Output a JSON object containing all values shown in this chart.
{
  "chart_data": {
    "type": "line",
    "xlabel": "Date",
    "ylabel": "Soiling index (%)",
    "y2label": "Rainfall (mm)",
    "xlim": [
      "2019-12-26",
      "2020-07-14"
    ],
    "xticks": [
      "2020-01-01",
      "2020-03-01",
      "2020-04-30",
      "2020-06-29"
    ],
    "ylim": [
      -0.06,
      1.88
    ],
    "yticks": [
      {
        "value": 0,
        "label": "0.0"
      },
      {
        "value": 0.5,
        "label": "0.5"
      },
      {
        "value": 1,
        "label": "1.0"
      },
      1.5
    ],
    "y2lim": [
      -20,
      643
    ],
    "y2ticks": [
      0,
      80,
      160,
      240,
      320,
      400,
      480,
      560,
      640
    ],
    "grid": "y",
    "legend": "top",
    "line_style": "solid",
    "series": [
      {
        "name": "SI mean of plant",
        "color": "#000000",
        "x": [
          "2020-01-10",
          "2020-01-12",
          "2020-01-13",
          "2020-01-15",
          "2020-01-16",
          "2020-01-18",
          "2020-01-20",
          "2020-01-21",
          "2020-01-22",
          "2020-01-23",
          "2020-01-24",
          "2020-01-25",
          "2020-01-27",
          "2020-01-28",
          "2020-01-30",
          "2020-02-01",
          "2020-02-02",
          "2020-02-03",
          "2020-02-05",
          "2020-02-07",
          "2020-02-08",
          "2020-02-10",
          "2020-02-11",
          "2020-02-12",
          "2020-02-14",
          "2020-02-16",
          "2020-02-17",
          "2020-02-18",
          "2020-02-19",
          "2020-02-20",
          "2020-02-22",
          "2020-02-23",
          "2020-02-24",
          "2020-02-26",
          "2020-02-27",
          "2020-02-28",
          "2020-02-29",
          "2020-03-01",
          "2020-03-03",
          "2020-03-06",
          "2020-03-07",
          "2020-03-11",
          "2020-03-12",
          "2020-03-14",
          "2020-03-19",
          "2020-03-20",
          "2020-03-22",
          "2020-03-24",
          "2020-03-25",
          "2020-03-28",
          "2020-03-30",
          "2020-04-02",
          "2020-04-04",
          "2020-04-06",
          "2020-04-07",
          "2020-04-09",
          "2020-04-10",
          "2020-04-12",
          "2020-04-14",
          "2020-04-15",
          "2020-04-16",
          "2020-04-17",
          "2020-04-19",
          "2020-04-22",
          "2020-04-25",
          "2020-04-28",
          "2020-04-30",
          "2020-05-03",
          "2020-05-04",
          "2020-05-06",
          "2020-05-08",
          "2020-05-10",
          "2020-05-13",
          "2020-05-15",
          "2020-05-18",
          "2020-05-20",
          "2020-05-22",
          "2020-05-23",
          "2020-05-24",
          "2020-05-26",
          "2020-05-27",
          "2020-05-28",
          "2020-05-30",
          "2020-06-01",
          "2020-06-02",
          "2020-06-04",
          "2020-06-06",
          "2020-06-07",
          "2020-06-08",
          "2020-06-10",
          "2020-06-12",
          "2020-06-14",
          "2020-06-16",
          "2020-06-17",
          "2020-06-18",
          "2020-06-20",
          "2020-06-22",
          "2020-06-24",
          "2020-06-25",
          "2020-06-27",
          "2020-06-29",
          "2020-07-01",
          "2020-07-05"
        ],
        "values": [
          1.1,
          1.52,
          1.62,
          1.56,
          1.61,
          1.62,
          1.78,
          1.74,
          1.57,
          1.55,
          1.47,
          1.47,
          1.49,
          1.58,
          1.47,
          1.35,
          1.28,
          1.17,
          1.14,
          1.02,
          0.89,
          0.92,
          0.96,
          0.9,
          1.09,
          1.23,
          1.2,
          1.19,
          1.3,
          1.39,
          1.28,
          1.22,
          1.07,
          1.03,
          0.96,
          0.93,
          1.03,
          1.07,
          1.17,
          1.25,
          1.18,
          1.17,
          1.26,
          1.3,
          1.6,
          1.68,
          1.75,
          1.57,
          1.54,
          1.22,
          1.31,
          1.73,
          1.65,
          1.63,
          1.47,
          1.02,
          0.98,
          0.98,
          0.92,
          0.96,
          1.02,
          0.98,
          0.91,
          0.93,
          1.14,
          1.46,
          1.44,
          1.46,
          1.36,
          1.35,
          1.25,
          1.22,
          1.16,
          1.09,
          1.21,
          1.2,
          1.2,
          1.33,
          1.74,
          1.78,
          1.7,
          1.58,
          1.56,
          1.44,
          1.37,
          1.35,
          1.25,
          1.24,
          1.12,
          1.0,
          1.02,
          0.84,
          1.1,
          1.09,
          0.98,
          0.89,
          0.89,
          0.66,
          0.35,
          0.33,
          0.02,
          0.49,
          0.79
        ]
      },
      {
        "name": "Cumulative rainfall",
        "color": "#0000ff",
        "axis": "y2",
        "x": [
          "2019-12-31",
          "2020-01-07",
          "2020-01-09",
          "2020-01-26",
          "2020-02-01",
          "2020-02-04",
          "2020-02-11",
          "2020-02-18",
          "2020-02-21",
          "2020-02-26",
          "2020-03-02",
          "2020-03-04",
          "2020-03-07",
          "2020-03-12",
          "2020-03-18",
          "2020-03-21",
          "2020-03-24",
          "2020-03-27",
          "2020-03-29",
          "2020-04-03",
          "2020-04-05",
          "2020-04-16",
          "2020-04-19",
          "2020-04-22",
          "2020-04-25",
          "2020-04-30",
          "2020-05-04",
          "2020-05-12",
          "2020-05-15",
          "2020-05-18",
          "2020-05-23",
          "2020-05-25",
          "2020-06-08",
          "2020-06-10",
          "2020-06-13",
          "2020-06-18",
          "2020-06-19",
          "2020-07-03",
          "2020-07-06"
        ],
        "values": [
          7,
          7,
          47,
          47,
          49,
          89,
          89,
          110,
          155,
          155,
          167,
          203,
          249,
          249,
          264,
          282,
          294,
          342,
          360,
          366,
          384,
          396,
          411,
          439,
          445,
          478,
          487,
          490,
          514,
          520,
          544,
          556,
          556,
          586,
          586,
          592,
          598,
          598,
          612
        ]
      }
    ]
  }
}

▶ [Challenge]: Say how many lines in the entries contain the string "name", and say nothing else.

▶ [In response]: 2